*GIVEN EXERCISE*: Please reproduce every line of the data below word for word, omitting the pictures.

*MATERIAL*:
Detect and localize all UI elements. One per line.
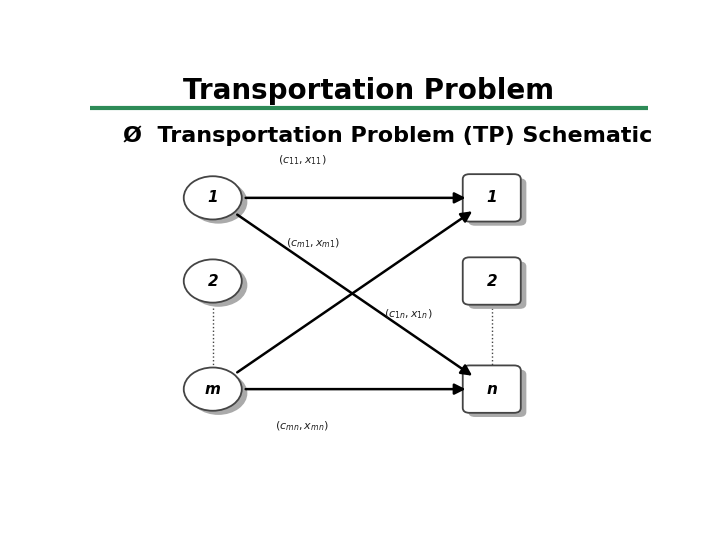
Circle shape [184, 176, 242, 219]
FancyBboxPatch shape [468, 261, 526, 309]
Circle shape [189, 264, 248, 307]
Text: $(c_{mn},x_{mn})$: $(c_{mn},x_{mn})$ [275, 420, 329, 433]
Circle shape [184, 259, 242, 302]
Circle shape [189, 372, 248, 415]
Circle shape [184, 368, 242, 411]
Text: n: n [486, 382, 498, 396]
FancyBboxPatch shape [463, 366, 521, 413]
FancyBboxPatch shape [468, 369, 526, 417]
Circle shape [189, 180, 248, 224]
Text: $(c_{1n},x_{1n})$: $(c_{1n},x_{1n})$ [384, 307, 432, 321]
FancyBboxPatch shape [468, 178, 526, 226]
Text: 1: 1 [487, 191, 497, 205]
FancyBboxPatch shape [463, 174, 521, 221]
Text: $(c_{m1},x_{m1})$: $(c_{m1},x_{m1})$ [287, 237, 340, 251]
Text: 1: 1 [207, 191, 218, 205]
FancyBboxPatch shape [463, 258, 521, 305]
Text: Transportation Problem: Transportation Problem [184, 77, 554, 105]
Text: Ø  Transportation Problem (TP) Schematic: Ø Transportation Problem (TP) Schematic [124, 125, 653, 146]
Text: 2: 2 [487, 274, 497, 288]
Text: $(c_{11},x_{11})$: $(c_{11},x_{11})$ [278, 154, 326, 167]
Text: 2: 2 [207, 274, 218, 288]
Text: m: m [204, 382, 221, 396]
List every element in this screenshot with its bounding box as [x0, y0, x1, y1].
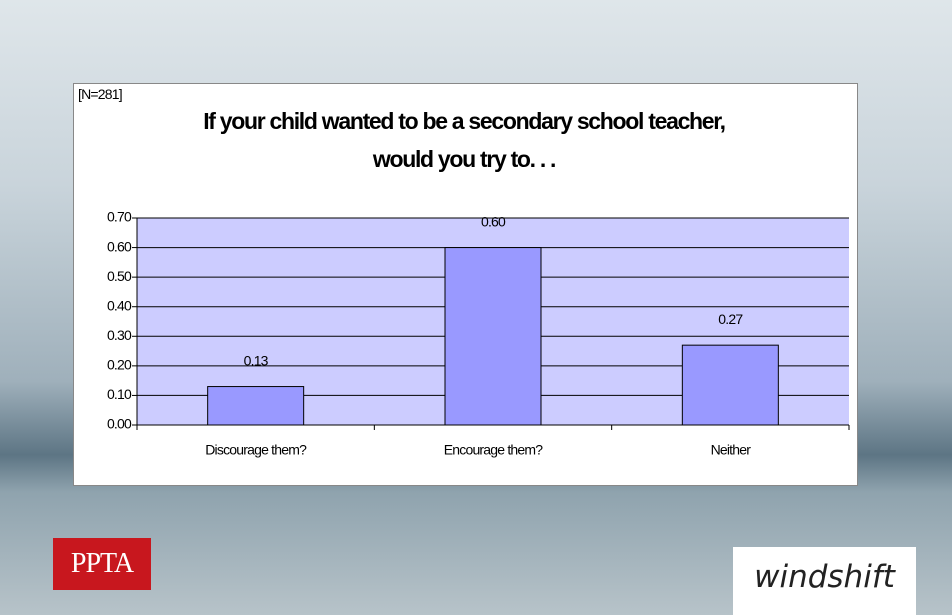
value-label: 0.27: [718, 311, 743, 327]
chart: 0.00 0.10 0.20 0.30 0.40 0.50 0.60 0.70 Discoura…: [107, 209, 850, 458]
y-tick-label: 0.50: [107, 268, 132, 284]
sample-size-note: [N=281]: [78, 86, 123, 102]
chart-title: If your child wanted to be a secondary s…: [203, 108, 726, 172]
x-tick-label: Encourage them?: [444, 442, 544, 458]
y-tick-label: 0.40: [107, 297, 132, 313]
value-label: 0.60: [481, 213, 506, 229]
windshift-logo: windshift: [733, 547, 916, 615]
y-tick-label: 0.30: [107, 327, 132, 343]
ppta-logo: PPTA: [53, 538, 151, 590]
bar: [444, 247, 542, 426]
x-tick-label: Discourage them?: [205, 442, 307, 458]
value-label: 0.13: [244, 352, 269, 368]
bar: [681, 344, 779, 426]
y-tick-label: 0.00: [107, 416, 132, 432]
y-tick-label: 0.10: [107, 386, 132, 402]
x-tick-label: Neither: [711, 442, 752, 458]
bar: [207, 386, 305, 426]
y-tick-label: 0.60: [107, 238, 132, 254]
y-tick-label: 0.20: [107, 357, 132, 373]
y-tick-label: 0.70: [107, 209, 132, 225]
chart-panel: 0.00 0.10 0.20 0.30 0.40 0.50 0.60 0.70 Discoura…: [73, 83, 858, 486]
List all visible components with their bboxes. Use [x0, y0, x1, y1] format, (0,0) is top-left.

*FULL SOLUTION*:
Detect and localize all UI elements. One per line.
Circle shape [184, 176, 242, 219]
FancyBboxPatch shape [468, 261, 526, 309]
Circle shape [189, 264, 248, 307]
Text: $(c_{mn},x_{mn})$: $(c_{mn},x_{mn})$ [275, 420, 329, 433]
Circle shape [184, 259, 242, 302]
Circle shape [189, 372, 248, 415]
Circle shape [184, 368, 242, 411]
Text: n: n [486, 382, 498, 396]
FancyBboxPatch shape [463, 366, 521, 413]
FancyBboxPatch shape [468, 369, 526, 417]
Circle shape [189, 180, 248, 224]
Text: $(c_{1n},x_{1n})$: $(c_{1n},x_{1n})$ [384, 307, 432, 321]
FancyBboxPatch shape [468, 178, 526, 226]
Text: 1: 1 [487, 191, 497, 205]
FancyBboxPatch shape [463, 174, 521, 221]
Text: $(c_{m1},x_{m1})$: $(c_{m1},x_{m1})$ [287, 237, 340, 251]
Text: 1: 1 [207, 191, 218, 205]
FancyBboxPatch shape [463, 258, 521, 305]
Text: Transportation Problem: Transportation Problem [184, 77, 554, 105]
Text: Ø  Transportation Problem (TP) Schematic: Ø Transportation Problem (TP) Schematic [124, 125, 653, 146]
Text: 2: 2 [487, 274, 497, 288]
Text: $(c_{11},x_{11})$: $(c_{11},x_{11})$ [278, 154, 326, 167]
Text: 2: 2 [207, 274, 218, 288]
Text: m: m [204, 382, 221, 396]
List every element in this screenshot with its bounding box as [x0, y0, x1, y1].
value-label: 0.27: [718, 311, 743, 327]
chart: 0.00 0.10 0.20 0.30 0.40 0.50 0.60 0.70 Discoura…: [107, 209, 850, 458]
y-tick-label: 0.50: [107, 268, 132, 284]
sample-size-note: [N=281]: [78, 86, 123, 102]
chart-title: If your child wanted to be a secondary s…: [203, 108, 726, 172]
x-tick-label: Encourage them?: [444, 442, 544, 458]
y-tick-label: 0.40: [107, 297, 132, 313]
value-label: 0.60: [481, 213, 506, 229]
windshift-logo: windshift: [733, 547, 916, 615]
y-tick-label: 0.30: [107, 327, 132, 343]
ppta-logo: PPTA: [53, 538, 151, 590]
bar: [444, 247, 542, 426]
x-tick-label: Discourage them?: [205, 442, 307, 458]
value-label: 0.13: [244, 352, 269, 368]
bar: [681, 344, 779, 426]
y-tick-label: 0.00: [107, 416, 132, 432]
y-tick-label: 0.10: [107, 386, 132, 402]
x-tick-label: Neither: [711, 442, 752, 458]
bar: [207, 386, 305, 426]
y-tick-label: 0.60: [107, 238, 132, 254]
y-tick-label: 0.20: [107, 357, 132, 373]
y-tick-label: 0.70: [107, 209, 132, 225]
chart-panel: 0.00 0.10 0.20 0.30 0.40 0.50 0.60 0.70 Discoura…: [73, 83, 858, 486]
List all visible components with their bboxes. Use [x0, y0, x1, y1] format, (0,0) is top-left.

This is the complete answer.